§ **What the task requires**: Check every line of the listing below for the word "welchem" and give the number of lines where it appears, with nothing added.

▬▬▬

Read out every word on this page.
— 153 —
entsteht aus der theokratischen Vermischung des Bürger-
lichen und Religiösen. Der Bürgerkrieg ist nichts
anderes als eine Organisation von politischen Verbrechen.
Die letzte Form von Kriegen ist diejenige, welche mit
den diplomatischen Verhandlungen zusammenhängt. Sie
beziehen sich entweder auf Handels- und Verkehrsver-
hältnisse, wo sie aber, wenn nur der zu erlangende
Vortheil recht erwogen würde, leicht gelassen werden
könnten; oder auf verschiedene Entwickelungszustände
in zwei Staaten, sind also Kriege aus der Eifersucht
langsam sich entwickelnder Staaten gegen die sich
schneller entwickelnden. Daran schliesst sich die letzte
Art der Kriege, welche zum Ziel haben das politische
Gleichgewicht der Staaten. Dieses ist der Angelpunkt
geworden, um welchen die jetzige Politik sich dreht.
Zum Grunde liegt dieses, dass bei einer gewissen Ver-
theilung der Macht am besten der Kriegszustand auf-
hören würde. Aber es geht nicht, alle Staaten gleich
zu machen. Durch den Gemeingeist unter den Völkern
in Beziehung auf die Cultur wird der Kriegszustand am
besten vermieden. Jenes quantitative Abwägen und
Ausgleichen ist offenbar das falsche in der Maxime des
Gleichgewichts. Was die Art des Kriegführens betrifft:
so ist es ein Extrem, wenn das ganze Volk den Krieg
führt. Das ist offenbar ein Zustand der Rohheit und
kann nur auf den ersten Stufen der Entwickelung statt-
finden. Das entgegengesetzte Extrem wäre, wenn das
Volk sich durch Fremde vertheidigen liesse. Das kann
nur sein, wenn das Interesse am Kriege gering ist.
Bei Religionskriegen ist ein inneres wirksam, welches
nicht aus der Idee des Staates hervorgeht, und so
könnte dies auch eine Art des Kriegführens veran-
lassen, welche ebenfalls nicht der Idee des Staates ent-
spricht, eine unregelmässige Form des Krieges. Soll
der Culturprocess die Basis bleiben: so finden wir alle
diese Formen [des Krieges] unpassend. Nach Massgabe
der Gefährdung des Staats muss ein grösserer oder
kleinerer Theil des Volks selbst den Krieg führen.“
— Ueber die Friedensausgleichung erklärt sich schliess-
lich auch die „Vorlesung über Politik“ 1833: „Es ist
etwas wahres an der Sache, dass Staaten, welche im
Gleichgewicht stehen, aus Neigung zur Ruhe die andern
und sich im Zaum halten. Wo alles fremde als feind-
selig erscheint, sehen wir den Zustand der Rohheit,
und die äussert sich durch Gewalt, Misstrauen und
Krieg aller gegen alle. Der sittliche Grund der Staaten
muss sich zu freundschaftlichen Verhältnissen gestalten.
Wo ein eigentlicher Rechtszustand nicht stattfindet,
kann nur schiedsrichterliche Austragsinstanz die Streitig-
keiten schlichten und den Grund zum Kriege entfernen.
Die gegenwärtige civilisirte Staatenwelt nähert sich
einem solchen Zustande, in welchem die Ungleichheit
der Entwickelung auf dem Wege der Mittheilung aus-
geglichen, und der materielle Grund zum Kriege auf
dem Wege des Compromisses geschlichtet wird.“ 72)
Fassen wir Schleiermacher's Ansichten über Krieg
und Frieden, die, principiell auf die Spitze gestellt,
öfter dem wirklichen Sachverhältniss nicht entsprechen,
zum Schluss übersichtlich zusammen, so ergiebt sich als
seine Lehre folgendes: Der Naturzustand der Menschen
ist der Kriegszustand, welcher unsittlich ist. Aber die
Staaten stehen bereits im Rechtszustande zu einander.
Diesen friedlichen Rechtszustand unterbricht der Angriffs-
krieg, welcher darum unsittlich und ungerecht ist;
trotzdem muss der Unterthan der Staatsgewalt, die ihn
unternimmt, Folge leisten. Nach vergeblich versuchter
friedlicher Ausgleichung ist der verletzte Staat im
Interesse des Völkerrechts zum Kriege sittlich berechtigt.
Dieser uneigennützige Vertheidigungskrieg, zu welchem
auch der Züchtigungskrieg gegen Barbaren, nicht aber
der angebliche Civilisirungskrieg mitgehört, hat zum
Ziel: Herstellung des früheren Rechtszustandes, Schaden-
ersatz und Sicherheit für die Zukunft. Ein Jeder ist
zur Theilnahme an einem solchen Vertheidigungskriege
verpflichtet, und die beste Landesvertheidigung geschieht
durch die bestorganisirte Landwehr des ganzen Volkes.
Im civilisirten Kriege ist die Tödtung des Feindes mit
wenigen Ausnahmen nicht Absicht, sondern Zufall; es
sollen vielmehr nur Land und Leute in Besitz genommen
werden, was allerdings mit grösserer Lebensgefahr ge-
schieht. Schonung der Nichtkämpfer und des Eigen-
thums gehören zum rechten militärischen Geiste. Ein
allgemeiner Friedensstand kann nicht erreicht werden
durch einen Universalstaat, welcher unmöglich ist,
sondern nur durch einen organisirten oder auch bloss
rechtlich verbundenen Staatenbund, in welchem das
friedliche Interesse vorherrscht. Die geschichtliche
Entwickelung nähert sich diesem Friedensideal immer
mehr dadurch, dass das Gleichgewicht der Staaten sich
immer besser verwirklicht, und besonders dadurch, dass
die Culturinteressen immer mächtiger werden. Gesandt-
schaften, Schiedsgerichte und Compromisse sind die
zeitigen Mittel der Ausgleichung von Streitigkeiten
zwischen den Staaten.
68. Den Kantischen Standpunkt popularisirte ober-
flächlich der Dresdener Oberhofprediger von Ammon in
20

▬▬▬

§ **Problem solution**: 3